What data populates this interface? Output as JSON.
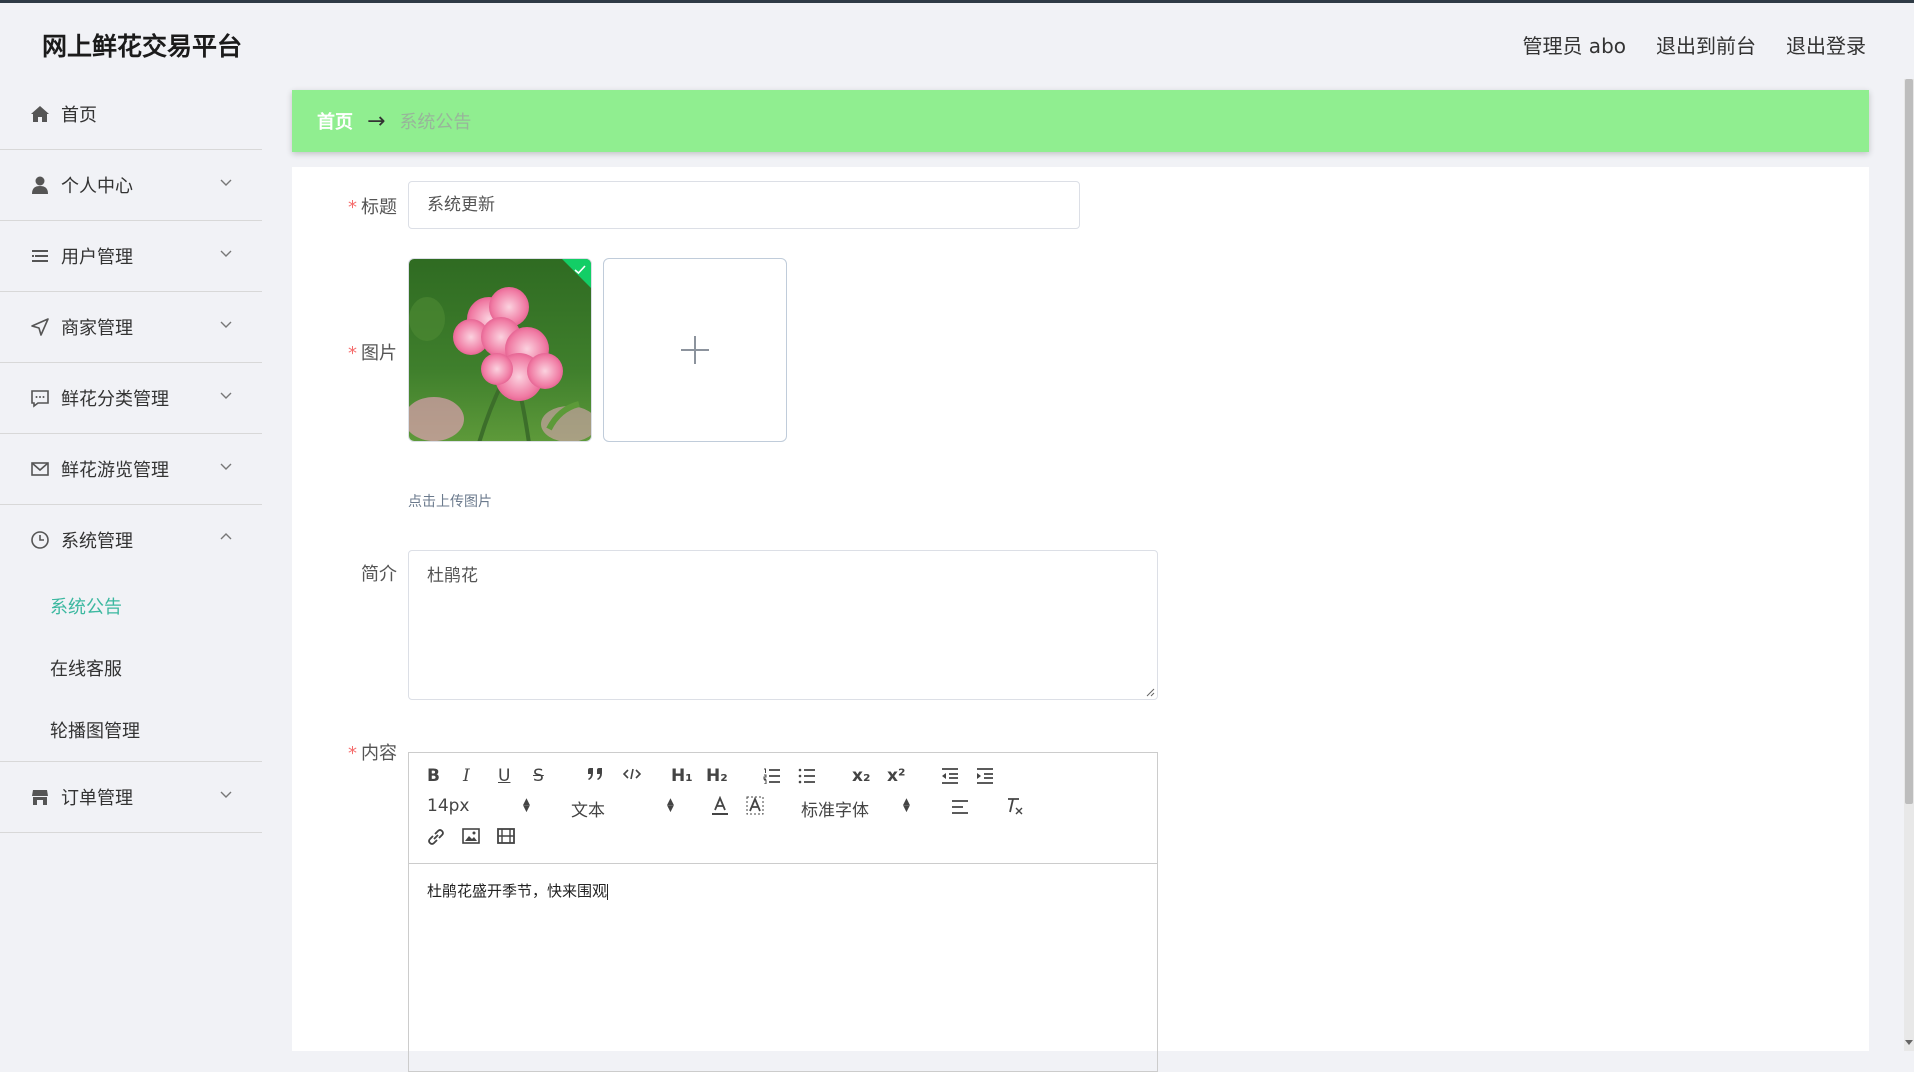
{
  "header": {
    "brand": "网上鲜花交易平台",
    "admin_label": "管理员 abo",
    "front_label": "退出到前台",
    "logout_label": "退出登录"
  },
  "sidebar": {
    "items": [
      {
        "label": "首页",
        "icon": "home-icon"
      },
      {
        "label": "个人中心",
        "icon": "user-icon"
      },
      {
        "label": "用户管理",
        "icon": "list-icon"
      },
      {
        "label": "商家管理",
        "icon": "navigation-icon"
      },
      {
        "label": "鲜花分类管理",
        "icon": "message-icon"
      },
      {
        "label": "鲜花游览管理",
        "icon": "mail-icon"
      },
      {
        "label": "系统管理",
        "icon": "clock-icon"
      },
      {
        "label": "订单管理",
        "icon": "shop-icon"
      }
    ],
    "system_sub": [
      "系统公告",
      "在线客服",
      "轮播图管理"
    ]
  },
  "breadcrumb": {
    "home": "首页",
    "arrow": "→",
    "current": "系统公告"
  },
  "form": {
    "title_label": "标题",
    "title_value": "系统更新",
    "image_label": "图片",
    "upload_tip": "点击上传图片",
    "intro_label": "简介",
    "intro_value": "杜鹃花",
    "content_label": "内容",
    "content_value": "杜鹃花盛开季节，快来围观",
    "required_mark": "*"
  },
  "editor": {
    "font_size": "14px",
    "header_select": "文本",
    "font_family": "标准字体",
    "bold": "B",
    "italic": "I",
    "underline": "U",
    "strike": "S",
    "h1": "H₁",
    "h2": "H₂",
    "sub": "x₂",
    "sup": "x²",
    "clean": "Tx"
  },
  "colors": {
    "breadcrumb_bg": "#90ee90",
    "active_menu": "#3cb8a0",
    "required": "#f56c6c"
  }
}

+ + + + +

> TASK TO COMPLETE
Copy out each line exactly, without the pictures.

> OUTPUT OF THE EXERCISE
What data populates this interface? Output as JSON.
{
  "header": {
    "brand": "网上鲜花交易平台",
    "admin_label": "管理员 abo",
    "front_label": "退出到前台",
    "logout_label": "退出登录"
  },
  "sidebar": {
    "items": [
      {
        "label": "首页",
        "icon": "home-icon"
      },
      {
        "label": "个人中心",
        "icon": "user-icon"
      },
      {
        "label": "用户管理",
        "icon": "list-icon"
      },
      {
        "label": "商家管理",
        "icon": "navigation-icon"
      },
      {
        "label": "鲜花分类管理",
        "icon": "message-icon"
      },
      {
        "label": "鲜花游览管理",
        "icon": "mail-icon"
      },
      {
        "label": "系统管理",
        "icon": "clock-icon"
      },
      {
        "label": "订单管理",
        "icon": "shop-icon"
      }
    ],
    "system_sub": [
      "系统公告",
      "在线客服",
      "轮播图管理"
    ]
  },
  "breadcrumb": {
    "home": "首页",
    "arrow": "→",
    "current": "系统公告"
  },
  "form": {
    "title_label": "标题",
    "title_value": "系统更新",
    "image_label": "图片",
    "upload_tip": "点击上传图片",
    "intro_label": "简介",
    "intro_value": "杜鹃花",
    "content_label": "内容",
    "content_value": "杜鹃花盛开季节，快来围观",
    "required_mark": "*"
  },
  "editor": {
    "font_size": "14px",
    "header_select": "文本",
    "font_family": "标准字体",
    "bold": "B",
    "italic": "I",
    "underline": "U",
    "strike": "S",
    "h1": "H₁",
    "h2": "H₂",
    "sub": "x₂",
    "sup": "x²",
    "clean": "Tx"
  },
  "colors": {
    "breadcrumb_bg": "#90ee90",
    "active_menu": "#3cb8a0",
    "required": "#f56c6c"
  }
}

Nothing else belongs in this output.